Count every line that holds the string "from", and report the number alone.

[Figure collection entries]
——

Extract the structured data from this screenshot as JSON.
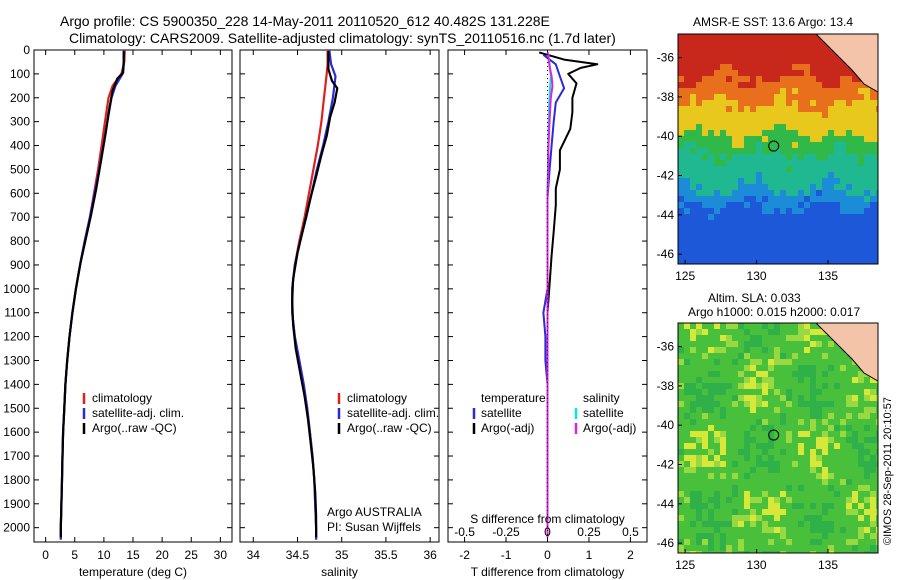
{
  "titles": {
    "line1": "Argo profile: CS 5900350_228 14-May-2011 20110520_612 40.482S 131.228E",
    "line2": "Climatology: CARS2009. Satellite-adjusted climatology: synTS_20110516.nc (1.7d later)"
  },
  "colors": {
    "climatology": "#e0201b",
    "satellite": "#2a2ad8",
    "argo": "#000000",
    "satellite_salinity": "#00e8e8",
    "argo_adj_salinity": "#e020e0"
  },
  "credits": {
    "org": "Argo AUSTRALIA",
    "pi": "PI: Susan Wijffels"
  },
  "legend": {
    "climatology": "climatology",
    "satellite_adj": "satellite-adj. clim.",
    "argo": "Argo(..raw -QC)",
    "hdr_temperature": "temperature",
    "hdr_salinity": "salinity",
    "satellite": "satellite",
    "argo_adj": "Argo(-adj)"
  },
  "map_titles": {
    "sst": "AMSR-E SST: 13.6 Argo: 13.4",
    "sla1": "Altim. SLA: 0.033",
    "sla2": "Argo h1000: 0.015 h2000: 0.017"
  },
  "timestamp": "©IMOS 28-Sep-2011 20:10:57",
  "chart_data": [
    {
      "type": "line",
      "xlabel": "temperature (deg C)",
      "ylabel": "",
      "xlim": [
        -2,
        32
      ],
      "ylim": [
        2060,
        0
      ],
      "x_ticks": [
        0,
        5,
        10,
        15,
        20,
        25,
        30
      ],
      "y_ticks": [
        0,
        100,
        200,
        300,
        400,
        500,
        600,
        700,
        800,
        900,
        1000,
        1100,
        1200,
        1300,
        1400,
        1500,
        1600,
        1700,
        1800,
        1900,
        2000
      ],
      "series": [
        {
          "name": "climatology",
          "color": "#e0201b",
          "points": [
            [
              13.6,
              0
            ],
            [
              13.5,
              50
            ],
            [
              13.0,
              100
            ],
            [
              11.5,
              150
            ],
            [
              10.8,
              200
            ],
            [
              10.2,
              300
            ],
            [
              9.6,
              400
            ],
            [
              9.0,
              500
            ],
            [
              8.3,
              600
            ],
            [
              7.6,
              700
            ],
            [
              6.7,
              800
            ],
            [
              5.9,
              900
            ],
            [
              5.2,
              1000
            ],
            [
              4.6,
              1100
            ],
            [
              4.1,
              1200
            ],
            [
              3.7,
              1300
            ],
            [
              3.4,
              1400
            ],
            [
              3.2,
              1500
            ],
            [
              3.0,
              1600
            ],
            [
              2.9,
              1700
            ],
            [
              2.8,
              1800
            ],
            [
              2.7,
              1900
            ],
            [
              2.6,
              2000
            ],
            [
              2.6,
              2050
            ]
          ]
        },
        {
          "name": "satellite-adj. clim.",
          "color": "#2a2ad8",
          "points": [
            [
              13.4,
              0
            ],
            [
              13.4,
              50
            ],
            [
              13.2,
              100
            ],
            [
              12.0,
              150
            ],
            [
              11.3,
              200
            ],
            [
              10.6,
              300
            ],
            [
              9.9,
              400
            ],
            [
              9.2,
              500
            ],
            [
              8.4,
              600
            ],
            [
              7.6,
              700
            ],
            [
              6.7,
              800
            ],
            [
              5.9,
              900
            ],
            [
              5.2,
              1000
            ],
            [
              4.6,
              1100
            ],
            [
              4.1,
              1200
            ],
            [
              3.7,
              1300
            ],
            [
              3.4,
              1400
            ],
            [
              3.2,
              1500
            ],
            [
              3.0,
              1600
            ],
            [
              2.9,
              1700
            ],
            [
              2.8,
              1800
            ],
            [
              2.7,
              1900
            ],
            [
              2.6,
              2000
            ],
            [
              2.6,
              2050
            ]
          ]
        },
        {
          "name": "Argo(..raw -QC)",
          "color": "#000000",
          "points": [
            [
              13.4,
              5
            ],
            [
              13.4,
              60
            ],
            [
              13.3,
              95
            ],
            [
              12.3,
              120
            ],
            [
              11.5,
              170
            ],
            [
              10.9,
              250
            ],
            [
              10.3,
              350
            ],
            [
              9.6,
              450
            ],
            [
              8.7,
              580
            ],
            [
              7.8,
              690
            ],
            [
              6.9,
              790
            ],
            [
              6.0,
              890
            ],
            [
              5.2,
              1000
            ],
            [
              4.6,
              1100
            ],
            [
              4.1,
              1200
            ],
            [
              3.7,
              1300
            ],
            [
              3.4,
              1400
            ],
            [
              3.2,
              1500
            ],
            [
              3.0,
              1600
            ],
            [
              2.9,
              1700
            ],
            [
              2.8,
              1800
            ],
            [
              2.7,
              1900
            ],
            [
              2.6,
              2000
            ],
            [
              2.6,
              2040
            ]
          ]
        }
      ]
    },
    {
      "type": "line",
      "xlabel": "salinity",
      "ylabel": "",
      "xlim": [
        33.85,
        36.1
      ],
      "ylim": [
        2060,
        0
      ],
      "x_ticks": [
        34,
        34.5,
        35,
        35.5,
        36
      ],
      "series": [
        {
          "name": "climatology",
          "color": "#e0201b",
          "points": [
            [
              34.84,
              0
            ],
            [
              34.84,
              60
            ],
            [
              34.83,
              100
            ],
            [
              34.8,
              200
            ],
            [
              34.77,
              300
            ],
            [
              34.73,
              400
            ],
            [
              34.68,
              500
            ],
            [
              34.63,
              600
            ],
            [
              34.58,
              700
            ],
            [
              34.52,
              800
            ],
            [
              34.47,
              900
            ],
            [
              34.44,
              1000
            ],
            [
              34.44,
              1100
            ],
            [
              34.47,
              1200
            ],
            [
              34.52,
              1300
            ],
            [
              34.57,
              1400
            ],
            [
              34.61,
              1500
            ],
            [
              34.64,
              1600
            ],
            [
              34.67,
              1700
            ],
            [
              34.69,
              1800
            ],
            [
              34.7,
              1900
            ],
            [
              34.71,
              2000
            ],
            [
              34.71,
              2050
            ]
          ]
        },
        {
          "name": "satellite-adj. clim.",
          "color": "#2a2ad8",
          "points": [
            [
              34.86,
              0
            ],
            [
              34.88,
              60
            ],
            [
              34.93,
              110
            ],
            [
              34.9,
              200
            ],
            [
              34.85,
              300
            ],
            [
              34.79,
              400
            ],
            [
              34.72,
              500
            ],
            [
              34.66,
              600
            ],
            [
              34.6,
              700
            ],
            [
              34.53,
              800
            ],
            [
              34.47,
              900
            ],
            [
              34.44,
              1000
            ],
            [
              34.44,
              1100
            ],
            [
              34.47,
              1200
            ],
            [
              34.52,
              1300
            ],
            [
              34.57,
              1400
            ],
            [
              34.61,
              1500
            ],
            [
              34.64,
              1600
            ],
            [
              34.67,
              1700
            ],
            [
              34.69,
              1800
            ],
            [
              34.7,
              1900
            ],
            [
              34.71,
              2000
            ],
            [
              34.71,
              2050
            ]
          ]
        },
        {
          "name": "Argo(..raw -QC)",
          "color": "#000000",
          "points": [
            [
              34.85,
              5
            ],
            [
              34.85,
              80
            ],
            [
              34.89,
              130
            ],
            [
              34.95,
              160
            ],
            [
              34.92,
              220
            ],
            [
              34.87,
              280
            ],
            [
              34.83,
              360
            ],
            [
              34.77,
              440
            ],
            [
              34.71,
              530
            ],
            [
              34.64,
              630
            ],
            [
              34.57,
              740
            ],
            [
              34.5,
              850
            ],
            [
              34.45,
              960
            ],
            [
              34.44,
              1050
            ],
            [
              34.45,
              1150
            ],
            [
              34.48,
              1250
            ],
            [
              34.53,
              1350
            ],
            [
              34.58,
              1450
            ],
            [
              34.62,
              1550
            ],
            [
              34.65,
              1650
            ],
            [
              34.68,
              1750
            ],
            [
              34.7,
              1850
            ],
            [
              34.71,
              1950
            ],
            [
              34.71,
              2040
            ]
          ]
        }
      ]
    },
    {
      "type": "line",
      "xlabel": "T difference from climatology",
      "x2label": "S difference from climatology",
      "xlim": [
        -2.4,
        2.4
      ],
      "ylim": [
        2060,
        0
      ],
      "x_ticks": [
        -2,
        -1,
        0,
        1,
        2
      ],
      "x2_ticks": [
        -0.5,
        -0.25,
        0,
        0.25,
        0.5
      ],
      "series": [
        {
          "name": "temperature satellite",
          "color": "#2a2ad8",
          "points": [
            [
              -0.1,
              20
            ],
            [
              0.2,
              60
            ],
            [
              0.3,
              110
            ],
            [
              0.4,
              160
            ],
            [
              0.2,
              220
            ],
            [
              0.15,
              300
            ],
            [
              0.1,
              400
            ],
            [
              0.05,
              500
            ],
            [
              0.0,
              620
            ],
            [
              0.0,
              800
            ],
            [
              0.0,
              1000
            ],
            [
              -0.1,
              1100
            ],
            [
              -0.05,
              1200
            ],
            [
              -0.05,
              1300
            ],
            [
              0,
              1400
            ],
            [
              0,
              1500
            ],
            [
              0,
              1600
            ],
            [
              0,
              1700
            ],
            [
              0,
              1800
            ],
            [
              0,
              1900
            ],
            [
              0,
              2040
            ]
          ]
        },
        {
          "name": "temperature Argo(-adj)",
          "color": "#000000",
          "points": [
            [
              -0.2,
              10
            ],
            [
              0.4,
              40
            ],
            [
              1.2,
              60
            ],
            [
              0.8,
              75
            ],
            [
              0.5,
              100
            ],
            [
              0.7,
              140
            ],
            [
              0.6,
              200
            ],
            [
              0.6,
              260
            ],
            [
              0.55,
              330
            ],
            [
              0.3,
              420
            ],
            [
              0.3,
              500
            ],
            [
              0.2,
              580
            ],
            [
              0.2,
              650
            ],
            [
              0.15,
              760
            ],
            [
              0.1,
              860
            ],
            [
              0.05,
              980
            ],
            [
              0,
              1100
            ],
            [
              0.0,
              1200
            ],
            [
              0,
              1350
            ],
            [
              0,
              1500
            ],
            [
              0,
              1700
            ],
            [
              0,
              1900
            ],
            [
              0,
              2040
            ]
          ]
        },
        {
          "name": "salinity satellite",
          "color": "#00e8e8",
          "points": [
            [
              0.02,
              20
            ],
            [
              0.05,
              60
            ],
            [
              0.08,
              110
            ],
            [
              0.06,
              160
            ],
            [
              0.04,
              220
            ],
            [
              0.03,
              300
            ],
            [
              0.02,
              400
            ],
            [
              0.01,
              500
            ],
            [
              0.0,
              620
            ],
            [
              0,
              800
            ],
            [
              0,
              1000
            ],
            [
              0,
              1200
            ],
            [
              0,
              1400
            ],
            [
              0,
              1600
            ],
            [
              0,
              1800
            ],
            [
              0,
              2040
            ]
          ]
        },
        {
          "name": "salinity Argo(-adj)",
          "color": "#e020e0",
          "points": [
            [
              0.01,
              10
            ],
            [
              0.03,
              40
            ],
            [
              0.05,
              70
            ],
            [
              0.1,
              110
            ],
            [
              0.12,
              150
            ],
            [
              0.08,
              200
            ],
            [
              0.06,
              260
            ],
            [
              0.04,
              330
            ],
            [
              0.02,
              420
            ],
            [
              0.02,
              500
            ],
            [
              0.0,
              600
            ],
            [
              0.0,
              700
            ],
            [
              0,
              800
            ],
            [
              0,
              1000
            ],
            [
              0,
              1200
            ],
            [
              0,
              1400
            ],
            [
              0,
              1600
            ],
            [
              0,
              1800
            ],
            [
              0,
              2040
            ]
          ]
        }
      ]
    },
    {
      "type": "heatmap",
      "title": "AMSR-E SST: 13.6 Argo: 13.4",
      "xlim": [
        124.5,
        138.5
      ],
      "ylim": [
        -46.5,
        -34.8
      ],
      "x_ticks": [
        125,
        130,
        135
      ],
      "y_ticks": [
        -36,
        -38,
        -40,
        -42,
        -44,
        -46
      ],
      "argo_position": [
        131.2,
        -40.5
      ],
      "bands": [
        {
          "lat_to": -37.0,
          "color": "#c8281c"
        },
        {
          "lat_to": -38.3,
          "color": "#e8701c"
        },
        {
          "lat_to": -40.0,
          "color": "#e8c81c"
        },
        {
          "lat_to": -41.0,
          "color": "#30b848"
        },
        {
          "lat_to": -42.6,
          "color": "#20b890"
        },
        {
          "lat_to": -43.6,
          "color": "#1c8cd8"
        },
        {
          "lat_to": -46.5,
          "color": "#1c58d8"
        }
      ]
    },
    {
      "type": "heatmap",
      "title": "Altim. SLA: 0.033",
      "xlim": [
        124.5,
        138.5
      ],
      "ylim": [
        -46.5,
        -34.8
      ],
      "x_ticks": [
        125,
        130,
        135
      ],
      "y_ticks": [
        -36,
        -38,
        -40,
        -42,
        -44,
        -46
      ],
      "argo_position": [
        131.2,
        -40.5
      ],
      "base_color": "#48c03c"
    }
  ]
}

——

[Full solution] 3